What the task asks
If a line in the data has the string "arrow", please show it.

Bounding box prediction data
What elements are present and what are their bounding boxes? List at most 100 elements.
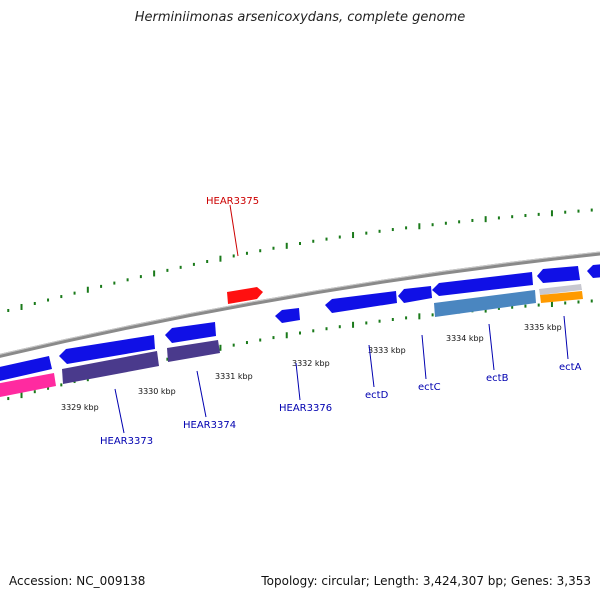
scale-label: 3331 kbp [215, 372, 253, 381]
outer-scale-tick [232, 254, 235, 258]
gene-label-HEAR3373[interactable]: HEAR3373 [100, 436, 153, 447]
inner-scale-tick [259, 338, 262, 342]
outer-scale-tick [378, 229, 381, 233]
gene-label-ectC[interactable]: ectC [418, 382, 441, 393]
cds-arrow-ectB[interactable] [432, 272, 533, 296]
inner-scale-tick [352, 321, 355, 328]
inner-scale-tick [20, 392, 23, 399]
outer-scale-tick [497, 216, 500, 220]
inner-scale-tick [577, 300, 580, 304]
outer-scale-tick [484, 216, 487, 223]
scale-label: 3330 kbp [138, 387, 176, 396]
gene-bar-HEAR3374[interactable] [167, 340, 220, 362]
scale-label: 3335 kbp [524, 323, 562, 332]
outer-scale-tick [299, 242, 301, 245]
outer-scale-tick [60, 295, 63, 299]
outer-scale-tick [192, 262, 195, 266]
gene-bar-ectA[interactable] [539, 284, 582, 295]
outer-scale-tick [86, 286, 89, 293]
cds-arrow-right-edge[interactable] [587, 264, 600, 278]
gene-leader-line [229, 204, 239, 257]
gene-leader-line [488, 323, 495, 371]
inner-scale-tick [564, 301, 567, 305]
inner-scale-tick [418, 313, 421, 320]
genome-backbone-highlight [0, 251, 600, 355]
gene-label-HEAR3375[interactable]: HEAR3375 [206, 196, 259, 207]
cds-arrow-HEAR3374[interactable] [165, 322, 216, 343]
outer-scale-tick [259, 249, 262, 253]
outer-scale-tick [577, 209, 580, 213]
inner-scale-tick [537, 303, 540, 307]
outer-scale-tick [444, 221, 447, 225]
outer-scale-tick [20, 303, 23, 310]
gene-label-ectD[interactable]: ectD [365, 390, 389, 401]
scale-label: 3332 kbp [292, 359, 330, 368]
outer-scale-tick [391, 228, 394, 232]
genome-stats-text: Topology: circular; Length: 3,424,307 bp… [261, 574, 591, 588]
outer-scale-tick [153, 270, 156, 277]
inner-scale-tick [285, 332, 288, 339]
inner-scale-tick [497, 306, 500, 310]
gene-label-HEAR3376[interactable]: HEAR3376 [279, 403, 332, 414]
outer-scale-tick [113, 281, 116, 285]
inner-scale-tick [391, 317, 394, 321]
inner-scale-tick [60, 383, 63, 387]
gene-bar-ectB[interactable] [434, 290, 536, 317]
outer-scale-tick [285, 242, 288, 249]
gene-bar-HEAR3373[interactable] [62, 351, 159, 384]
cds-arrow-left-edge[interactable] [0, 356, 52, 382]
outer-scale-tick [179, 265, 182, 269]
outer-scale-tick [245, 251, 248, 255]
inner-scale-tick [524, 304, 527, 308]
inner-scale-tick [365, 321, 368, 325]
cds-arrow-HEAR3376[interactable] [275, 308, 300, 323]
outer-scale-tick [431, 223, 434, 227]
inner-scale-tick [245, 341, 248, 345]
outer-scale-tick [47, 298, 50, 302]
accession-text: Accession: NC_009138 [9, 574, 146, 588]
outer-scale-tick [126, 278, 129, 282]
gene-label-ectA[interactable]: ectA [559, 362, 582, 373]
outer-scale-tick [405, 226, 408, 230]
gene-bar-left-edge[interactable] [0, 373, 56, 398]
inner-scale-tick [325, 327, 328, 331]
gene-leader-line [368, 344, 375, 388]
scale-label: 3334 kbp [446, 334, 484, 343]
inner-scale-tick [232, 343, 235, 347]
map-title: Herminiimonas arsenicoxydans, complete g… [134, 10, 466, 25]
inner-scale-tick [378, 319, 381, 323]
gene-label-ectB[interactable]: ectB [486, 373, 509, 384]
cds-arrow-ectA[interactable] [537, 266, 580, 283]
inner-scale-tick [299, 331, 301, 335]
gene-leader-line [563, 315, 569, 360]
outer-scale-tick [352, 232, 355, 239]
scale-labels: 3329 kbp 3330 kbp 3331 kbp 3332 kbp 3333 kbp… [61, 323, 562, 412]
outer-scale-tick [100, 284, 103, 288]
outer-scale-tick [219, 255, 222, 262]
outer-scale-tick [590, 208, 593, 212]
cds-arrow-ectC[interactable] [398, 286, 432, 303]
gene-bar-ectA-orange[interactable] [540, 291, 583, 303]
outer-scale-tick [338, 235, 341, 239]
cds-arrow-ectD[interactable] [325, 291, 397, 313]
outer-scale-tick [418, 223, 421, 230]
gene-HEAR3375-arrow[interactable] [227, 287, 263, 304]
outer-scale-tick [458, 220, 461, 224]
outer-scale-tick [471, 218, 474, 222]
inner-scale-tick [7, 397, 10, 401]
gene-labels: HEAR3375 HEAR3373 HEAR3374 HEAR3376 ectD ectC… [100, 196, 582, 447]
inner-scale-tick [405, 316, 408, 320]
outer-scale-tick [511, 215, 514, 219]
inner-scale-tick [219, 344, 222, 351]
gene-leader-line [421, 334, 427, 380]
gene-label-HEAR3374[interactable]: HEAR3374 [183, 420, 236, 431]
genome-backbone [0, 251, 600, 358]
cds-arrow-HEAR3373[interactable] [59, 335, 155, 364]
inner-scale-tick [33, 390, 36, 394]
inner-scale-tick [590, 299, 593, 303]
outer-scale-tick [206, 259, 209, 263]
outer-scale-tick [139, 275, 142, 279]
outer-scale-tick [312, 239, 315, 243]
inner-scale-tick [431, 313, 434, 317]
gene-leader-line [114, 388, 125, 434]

* * *

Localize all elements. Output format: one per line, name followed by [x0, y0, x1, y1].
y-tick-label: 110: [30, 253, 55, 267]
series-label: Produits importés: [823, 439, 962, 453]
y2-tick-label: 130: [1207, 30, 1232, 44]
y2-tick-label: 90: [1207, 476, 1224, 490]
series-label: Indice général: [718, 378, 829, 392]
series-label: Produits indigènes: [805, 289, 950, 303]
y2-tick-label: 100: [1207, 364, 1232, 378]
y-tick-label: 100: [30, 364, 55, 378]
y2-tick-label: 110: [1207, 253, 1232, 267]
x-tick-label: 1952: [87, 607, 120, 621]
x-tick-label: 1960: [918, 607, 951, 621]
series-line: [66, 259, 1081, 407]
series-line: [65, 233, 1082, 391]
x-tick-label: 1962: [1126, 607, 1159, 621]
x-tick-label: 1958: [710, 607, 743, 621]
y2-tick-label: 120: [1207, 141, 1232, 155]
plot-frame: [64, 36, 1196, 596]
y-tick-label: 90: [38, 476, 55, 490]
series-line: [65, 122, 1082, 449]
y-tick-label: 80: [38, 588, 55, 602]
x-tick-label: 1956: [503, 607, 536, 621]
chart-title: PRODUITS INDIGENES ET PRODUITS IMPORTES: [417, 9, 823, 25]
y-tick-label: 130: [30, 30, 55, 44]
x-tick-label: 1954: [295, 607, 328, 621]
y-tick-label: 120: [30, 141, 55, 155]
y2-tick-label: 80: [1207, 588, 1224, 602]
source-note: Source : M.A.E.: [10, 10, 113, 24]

Answer space
cds-arrow-ectB[interactable] [432, 272, 533, 296]
cds-arrow-right-edge[interactable] [587, 264, 600, 278]
cds-arrow-HEAR3374[interactable] [165, 322, 216, 343]
cds-arrow-left-edge[interactable] [0, 356, 52, 382]
cds-arrow-HEAR3376[interactable] [275, 308, 300, 323]
cds-arrow-ectA[interactable] [537, 266, 580, 283]
cds-arrow-ectC[interactable] [398, 286, 432, 303]
cds-arrow-ectD[interactable] [325, 291, 397, 313]
gene-HEAR3375-arrow[interactable] [227, 287, 263, 304]
cds-arrow-HEAR3373[interactable] [59, 335, 155, 364]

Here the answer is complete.